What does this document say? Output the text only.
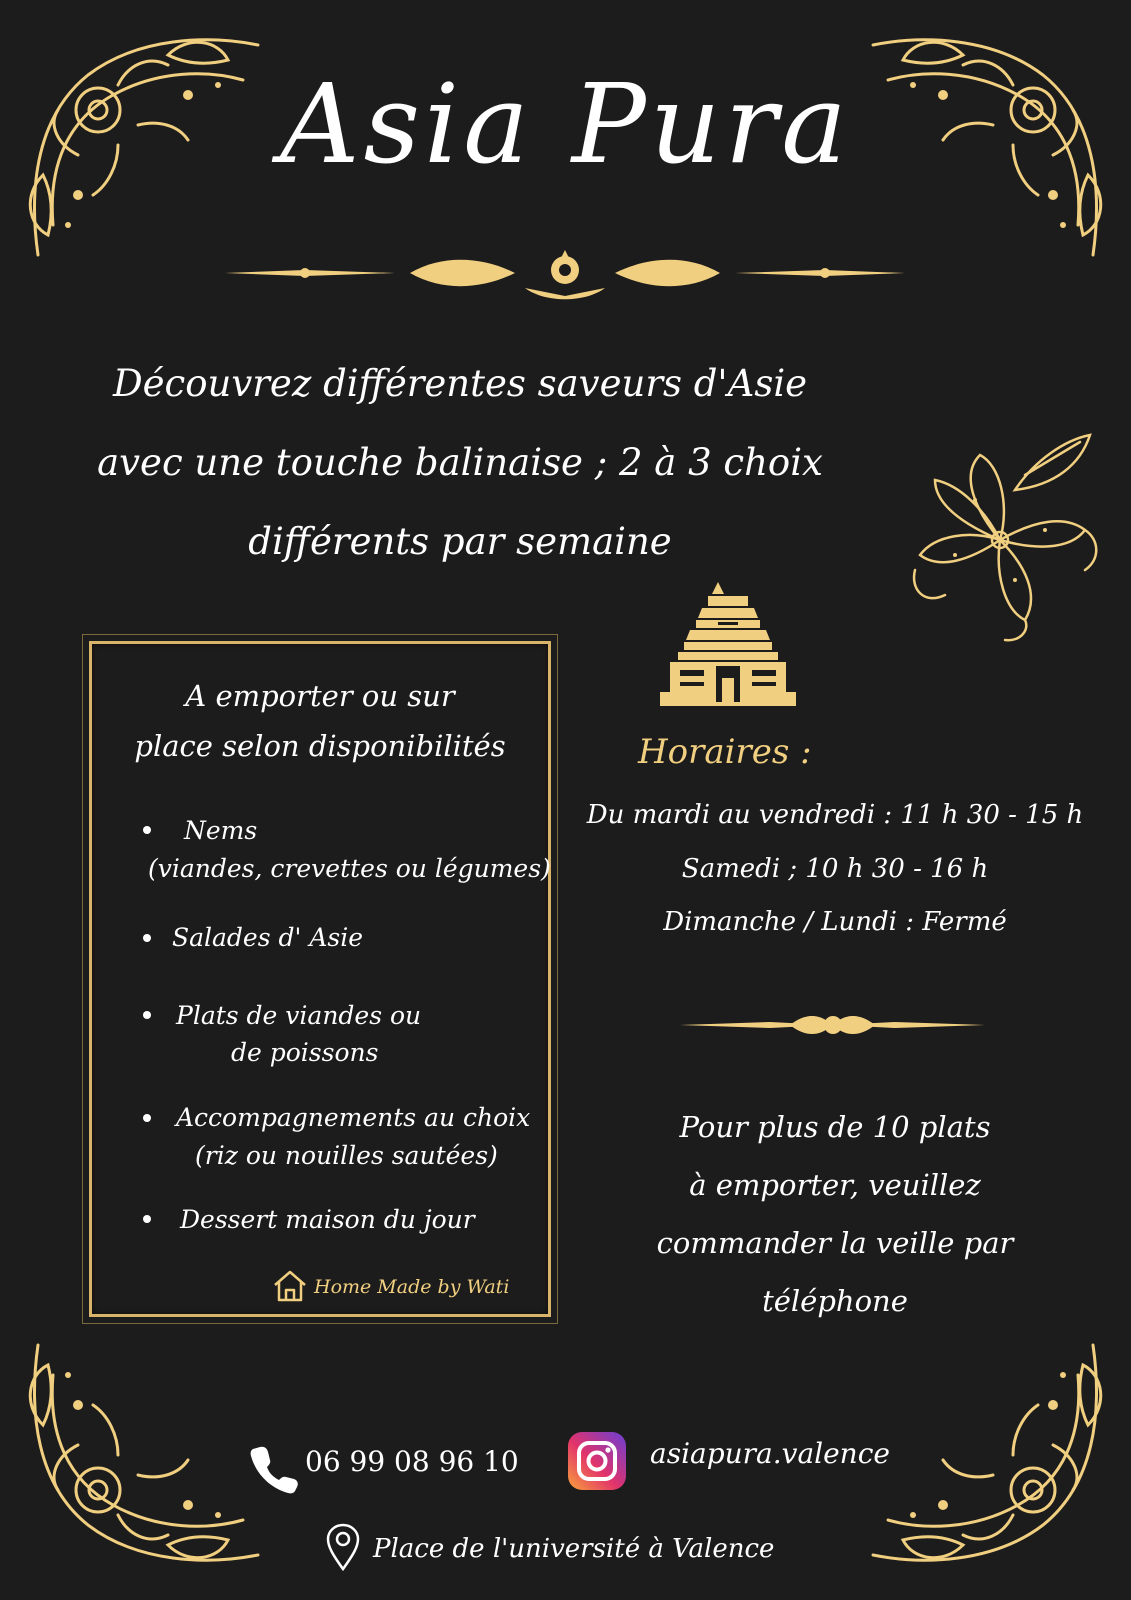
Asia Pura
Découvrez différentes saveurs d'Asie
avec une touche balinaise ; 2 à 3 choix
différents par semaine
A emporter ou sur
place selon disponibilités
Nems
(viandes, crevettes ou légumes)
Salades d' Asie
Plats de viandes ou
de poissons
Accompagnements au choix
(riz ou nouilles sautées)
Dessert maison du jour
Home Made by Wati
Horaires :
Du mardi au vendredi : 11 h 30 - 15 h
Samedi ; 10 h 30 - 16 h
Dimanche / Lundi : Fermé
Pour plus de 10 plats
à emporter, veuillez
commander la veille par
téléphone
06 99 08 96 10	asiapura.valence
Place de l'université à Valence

- - -

> WHAT THE EXERCISE ASKS
Pull out each line containing the word "choix" and copy it.

> SOLUTION
avec une touche balinaise ; 2 à 3 choix
Accompagnements au choix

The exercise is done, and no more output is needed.